■ What you need to do
Please give the data below again in full, exactly as it stands.

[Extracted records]
_ _ _ _

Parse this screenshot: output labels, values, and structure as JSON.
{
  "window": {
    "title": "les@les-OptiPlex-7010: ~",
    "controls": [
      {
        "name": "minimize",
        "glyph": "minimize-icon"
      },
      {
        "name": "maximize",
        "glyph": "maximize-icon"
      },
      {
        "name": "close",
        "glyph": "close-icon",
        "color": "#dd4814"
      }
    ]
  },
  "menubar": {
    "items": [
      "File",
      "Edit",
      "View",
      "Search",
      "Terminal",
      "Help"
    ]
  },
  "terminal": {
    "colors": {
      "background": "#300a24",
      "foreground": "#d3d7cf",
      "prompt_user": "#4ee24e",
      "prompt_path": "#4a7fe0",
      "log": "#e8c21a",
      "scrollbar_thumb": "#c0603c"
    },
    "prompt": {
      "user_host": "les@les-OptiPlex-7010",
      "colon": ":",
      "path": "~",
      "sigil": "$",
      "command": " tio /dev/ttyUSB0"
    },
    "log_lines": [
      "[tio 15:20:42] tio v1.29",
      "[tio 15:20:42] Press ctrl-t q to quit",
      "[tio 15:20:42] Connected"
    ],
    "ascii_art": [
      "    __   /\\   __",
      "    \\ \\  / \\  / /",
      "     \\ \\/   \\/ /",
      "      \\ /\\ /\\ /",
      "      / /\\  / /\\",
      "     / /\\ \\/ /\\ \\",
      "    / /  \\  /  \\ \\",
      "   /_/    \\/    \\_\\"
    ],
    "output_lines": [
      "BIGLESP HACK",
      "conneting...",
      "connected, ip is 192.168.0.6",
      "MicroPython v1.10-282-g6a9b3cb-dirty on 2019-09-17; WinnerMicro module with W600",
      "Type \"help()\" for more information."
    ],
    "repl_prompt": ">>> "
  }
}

_ _ _ _

■ Reply to the exercise
Parse this screenshot: output labels, values, and structure as JSON.
{
  "window": {
    "title": "les@les-OptiPlex-7010: ~",
    "controls": [
      {
        "name": "minimize",
        "glyph": "minimize-icon"
      },
      {
        "name": "maximize",
        "glyph": "maximize-icon"
      },
      {
        "name": "close",
        "glyph": "close-icon",
        "color": "#dd4814"
      }
    ]
  },
  "menubar": {
    "items": [
      "File",
      "Edit",
      "View",
      "Search",
      "Terminal",
      "Help"
    ]
  },
  "terminal": {
    "colors": {
      "background": "#300a24",
      "foreground": "#d3d7cf",
      "prompt_user": "#4ee24e",
      "prompt_path": "#4a7fe0",
      "log": "#e8c21a",
      "scrollbar_thumb": "#c0603c"
    },
    "prompt": {
      "user_host": "les@les-OptiPlex-7010",
      "colon": ":",
      "path": "~",
      "sigil": "$",
      "command": " tio /dev/ttyUSB0"
    },
    "log_lines": [
      "[tio 15:20:42] tio v1.29",
      "[tio 15:20:42] Press ctrl-t q to quit",
      "[tio 15:20:42] Connected"
    ],
    "ascii_art": [
      "    __   /\\   __",
      "    \\ \\  / \\  / /",
      "     \\ \\/   \\/ /",
      "      \\ /\\ /\\ /",
      "      / /\\  / /\\",
      "     / /\\ \\/ /\\ \\",
      "    / /  \\  /  \\ \\",
      "   /_/    \\/    \\_\\"
    ],
    "output_lines": [
      "BIGLESP HACK",
      "conneting...",
      "connected, ip is 192.168.0.6",
      "MicroPython v1.10-282-g6a9b3cb-dirty on 2019-09-17; WinnerMicro module with W600",
      "Type \"help()\" for more information."
    ],
    "repl_prompt": ">>> "
  }
}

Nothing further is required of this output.